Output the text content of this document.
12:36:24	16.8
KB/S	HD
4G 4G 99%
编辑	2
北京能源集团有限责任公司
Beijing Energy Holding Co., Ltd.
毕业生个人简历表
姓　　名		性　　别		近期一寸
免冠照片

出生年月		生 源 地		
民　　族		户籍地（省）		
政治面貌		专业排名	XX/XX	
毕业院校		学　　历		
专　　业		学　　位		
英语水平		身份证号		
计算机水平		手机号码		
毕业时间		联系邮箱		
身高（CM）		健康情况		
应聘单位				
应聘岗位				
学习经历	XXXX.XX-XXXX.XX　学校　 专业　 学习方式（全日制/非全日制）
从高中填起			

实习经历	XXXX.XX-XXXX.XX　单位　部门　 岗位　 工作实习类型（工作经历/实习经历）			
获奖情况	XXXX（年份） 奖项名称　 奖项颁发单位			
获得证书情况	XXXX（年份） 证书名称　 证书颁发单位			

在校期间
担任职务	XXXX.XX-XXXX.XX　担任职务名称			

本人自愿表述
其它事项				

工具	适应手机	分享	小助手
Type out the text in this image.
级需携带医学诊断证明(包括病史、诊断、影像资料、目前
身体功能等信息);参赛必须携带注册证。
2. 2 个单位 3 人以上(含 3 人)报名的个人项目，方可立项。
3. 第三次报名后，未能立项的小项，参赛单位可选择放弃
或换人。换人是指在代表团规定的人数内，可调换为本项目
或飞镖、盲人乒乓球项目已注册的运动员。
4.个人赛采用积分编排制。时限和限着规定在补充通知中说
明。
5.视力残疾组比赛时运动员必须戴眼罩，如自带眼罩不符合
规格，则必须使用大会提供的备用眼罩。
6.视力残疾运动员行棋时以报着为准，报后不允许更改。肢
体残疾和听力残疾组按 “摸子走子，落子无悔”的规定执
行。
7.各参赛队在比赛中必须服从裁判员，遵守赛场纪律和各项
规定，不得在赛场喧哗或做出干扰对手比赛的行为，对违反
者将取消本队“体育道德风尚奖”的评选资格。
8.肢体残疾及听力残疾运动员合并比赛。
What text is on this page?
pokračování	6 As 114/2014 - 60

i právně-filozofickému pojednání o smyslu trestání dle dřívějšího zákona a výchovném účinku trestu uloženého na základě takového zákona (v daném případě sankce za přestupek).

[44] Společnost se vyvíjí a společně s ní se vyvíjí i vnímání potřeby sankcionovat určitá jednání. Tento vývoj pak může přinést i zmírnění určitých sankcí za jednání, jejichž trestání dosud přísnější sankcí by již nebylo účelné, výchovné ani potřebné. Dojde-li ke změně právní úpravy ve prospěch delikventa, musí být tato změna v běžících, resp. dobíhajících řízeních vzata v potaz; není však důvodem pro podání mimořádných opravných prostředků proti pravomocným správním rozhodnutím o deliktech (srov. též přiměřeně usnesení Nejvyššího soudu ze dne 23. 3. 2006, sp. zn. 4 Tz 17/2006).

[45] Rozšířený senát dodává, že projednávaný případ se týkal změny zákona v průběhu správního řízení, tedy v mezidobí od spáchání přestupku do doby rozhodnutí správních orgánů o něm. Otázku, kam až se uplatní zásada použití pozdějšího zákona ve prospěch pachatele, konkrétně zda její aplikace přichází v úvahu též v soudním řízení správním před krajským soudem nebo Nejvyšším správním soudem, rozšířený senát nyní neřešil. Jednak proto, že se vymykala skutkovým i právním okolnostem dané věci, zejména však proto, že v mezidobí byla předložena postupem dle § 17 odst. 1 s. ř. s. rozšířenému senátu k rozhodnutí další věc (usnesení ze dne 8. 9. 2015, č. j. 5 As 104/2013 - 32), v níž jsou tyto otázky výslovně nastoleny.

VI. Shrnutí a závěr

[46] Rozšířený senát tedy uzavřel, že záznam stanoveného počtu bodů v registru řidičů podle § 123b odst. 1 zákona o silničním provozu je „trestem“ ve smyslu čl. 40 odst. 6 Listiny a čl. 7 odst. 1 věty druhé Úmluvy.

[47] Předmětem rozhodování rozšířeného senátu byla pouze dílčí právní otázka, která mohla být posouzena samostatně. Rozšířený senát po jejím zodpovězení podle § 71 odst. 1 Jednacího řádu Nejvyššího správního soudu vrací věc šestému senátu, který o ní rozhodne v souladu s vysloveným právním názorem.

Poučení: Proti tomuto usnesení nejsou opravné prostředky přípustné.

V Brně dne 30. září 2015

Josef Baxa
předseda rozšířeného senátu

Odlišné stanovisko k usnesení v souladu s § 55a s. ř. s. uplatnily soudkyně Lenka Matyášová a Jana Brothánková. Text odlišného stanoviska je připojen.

SET EXERCISE »
Transcribe every entry word for word.

SOLUTION BELOW »
Output the text content of this document.
12:36:24	16.8
KB/S	HD
4G 4G 99%
编辑	2
北京能源集团有限责任公司
Beijing Energy Holding Co., Ltd.
毕业生个人简历表
姓　　名		性　　别		近期一寸
免冠照片

出生年月		生 源 地		
民　　族		户籍地（省）		
政治面貌		专业排名	XX/XX	
毕业院校		学　　历		
专　　业		学　　位		
英语水平		身份证号		
计算机水平		手机号码		
毕业时间		联系邮箱		
身高（CM）		健康情况		
应聘单位				
应聘岗位				
学习经历	XXXX.XX-XXXX.XX　学校　 专业　 学习方式（全日制/非全日制）
从高中填起			

实习经历	XXXX.XX-XXXX.XX　单位　部门　 岗位　 工作实习类型（工作经历/实习经历）			
获奖情况	XXXX（年份） 奖项名称　 奖项颁发单位			
获得证书情况	XXXX（年份） 证书名称　 证书颁发单位			

在校期间
担任职务	XXXX.XX-XXXX.XX　担任职务名称			

本人自愿表述
其它事项				

工具	适应手机	分享	小助手
Type out the text in this image.
级需携带医学诊断证明(包括病史、诊断、影像资料、目前
身体功能等信息);参赛必须携带注册证。
2. 2 个单位 3 人以上(含 3 人)报名的个人项目，方可立项。
3. 第三次报名后，未能立项的小项，参赛单位可选择放弃
或换人。换人是指在代表团规定的人数内，可调换为本项目
或飞镖、盲人乒乓球项目已注册的运动员。
4.个人赛采用积分编排制。时限和限着规定在补充通知中说
明。
5.视力残疾组比赛时运动员必须戴眼罩，如自带眼罩不符合
规格，则必须使用大会提供的备用眼罩。
6.视力残疾运动员行棋时以报着为准，报后不允许更改。肢
体残疾和听力残疾组按 “摸子走子，落子无悔”的规定执
行。
7.各参赛队在比赛中必须服从裁判员，遵守赛场纪律和各项
规定，不得在赛场喧哗或做出干扰对手比赛的行为，对违反
者将取消本队“体育道德风尚奖”的评选资格。
8.肢体残疾及听力残疾运动员合并比赛。
What text is on this page?
pokračování	6 As 114/2014 - 60

i právně-filozofickému pojednání o smyslu trestání dle dřívějšího zákona a výchovném účinku trestu uloženého na základě takového zákona (v daném případě sankce za přestupek).

[44] Společnost se vyvíjí a společně s ní se vyvíjí i vnímání potřeby sankcionovat určitá jednání. Tento vývoj pak může přinést i zmírnění určitých sankcí za jednání, jejichž trestání dosud přísnější sankcí by již nebylo účelné, výchovné ani potřebné. Dojde-li ke změně právní úpravy ve prospěch delikventa, musí být tato změna v běžících, resp. dobíhajících řízeních vzata v potaz; není však důvodem pro podání mimořádných opravných prostředků proti pravomocným správním rozhodnutím o deliktech (srov. též přiměřeně usnesení Nejvyššího soudu ze dne 23. 3. 2006, sp. zn. 4 Tz 17/2006).

[45] Rozšířený senát dodává, že projednávaný případ se týkal změny zákona v průběhu správního řízení, tedy v mezidobí od spáchání přestupku do doby rozhodnutí správních orgánů o něm. Otázku, kam až se uplatní zásada použití pozdějšího zákona ve prospěch pachatele, konkrétně zda její aplikace přichází v úvahu též v soudním řízení správním před krajským soudem nebo Nejvyšším správním soudem, rozšířený senát nyní neřešil. Jednak proto, že se vymykala skutkovým i právním okolnostem dané věci, zejména však proto, že v mezidobí byla předložena postupem dle § 17 odst. 1 s. ř. s. rozšířenému senátu k rozhodnutí další věc (usnesení ze dne 8. 9. 2015, č. j. 5 As 104/2013 - 32), v níž jsou tyto otázky výslovně nastoleny.

VI. Shrnutí a závěr

[46] Rozšířený senát tedy uzavřel, že záznam stanoveného počtu bodů v registru řidičů podle § 123b odst. 1 zákona o silničním provozu je „trestem“ ve smyslu čl. 40 odst. 6 Listiny a čl. 7 odst. 1 věty druhé Úmluvy.

[47] Předmětem rozhodování rozšířeného senátu byla pouze dílčí právní otázka, která mohla být posouzena samostatně. Rozšířený senát po jejím zodpovězení podle § 71 odst. 1 Jednacího řádu Nejvyššího správního soudu vrací věc šestému senátu, který o ní rozhodne v souladu s vysloveným právním názorem.

Poučení: Proti tomuto usnesení nejsou opravné prostředky přípustné.

V Brně dne 30. září 2015

Josef Baxa
předseda rozšířeného senátu

Odlišné stanovisko k usnesení v souladu s § 55a s. ř. s. uplatnily soudkyně Lenka Matyášová a Jana Brothánková. Text odlišného stanoviska je připojen.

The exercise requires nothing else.